Write out the full set of records below exactly.

Saved data entries
--*--
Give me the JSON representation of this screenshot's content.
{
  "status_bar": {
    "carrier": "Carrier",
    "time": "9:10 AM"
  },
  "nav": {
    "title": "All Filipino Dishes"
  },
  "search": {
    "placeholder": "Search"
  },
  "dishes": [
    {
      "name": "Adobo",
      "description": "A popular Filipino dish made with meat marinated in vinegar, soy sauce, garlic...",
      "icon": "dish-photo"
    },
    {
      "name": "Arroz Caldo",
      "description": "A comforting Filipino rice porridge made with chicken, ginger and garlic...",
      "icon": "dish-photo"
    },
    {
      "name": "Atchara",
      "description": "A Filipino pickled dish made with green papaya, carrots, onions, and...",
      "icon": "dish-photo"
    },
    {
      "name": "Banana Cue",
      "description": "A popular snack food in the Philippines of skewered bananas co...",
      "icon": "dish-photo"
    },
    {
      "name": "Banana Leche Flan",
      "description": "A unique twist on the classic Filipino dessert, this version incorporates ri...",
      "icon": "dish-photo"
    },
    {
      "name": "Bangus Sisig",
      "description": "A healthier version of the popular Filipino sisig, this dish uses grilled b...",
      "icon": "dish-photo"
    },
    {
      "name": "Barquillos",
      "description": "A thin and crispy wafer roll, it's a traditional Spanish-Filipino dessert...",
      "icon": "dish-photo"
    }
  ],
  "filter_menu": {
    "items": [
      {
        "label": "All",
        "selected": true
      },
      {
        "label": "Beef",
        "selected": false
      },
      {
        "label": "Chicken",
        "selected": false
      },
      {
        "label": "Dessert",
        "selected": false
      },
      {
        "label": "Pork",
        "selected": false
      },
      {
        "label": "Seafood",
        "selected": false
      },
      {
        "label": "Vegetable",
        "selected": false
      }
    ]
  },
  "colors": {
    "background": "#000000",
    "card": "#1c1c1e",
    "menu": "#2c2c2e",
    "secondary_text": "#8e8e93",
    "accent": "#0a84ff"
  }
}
--*--
[Solution to the problem]
Give me the JSON representation of this screenshot's content.
{
  "status_bar": {
    "carrier": "Carrier",
    "time": "9:10 AM"
  },
  "nav": {
    "title": "All Filipino Dishes"
  },
  "search": {
    "placeholder": "Search"
  },
  "dishes": [
    {
      "name": "Adobo",
      "description": "A popular Filipino dish made with meat marinated in vinegar, soy sauce, garlic...",
      "icon": "dish-photo"
    },
    {
      "name": "Arroz Caldo",
      "description": "A comforting Filipino rice porridge made with chicken, ginger and garlic...",
      "icon": "dish-photo"
    },
    {
      "name": "Atchara",
      "description": "A Filipino pickled dish made with green papaya, carrots, onions, and...",
      "icon": "dish-photo"
    },
    {
      "name": "Banana Cue",
      "description": "A popular snack food in the Philippines of skewered bananas co...",
      "icon": "dish-photo"
    },
    {
      "name": "Banana Leche Flan",
      "description": "A unique twist on the classic Filipino dessert, this version incorporates ri...",
      "icon": "dish-photo"
    },
    {
      "name": "Bangus Sisig",
      "description": "A healthier version of the popular Filipino sisig, this dish uses grilled b...",
      "icon": "dish-photo"
    },
    {
      "name": "Barquillos",
      "description": "A thin and crispy wafer roll, it's a traditional Spanish-Filipino dessert...",
      "icon": "dish-photo"
    }
  ],
  "filter_menu": {
    "items": [
      {
        "label": "All",
        "selected": true
      },
      {
        "label": "Beef",
        "selected": false
      },
      {
        "label": "Chicken",
        "selected": false
      },
      {
        "label": "Dessert",
        "selected": false
      },
      {
        "label": "Pork",
        "selected": false
      },
      {
        "label": "Seafood",
        "selected": false
      },
      {
        "label": "Vegetable",
        "selected": false
      }
    ]
  },
  "colors": {
    "background": "#000000",
    "card": "#1c1c1e",
    "menu": "#2c2c2e",
    "secondary_text": "#8e8e93",
    "accent": "#0a84ff"
  }
}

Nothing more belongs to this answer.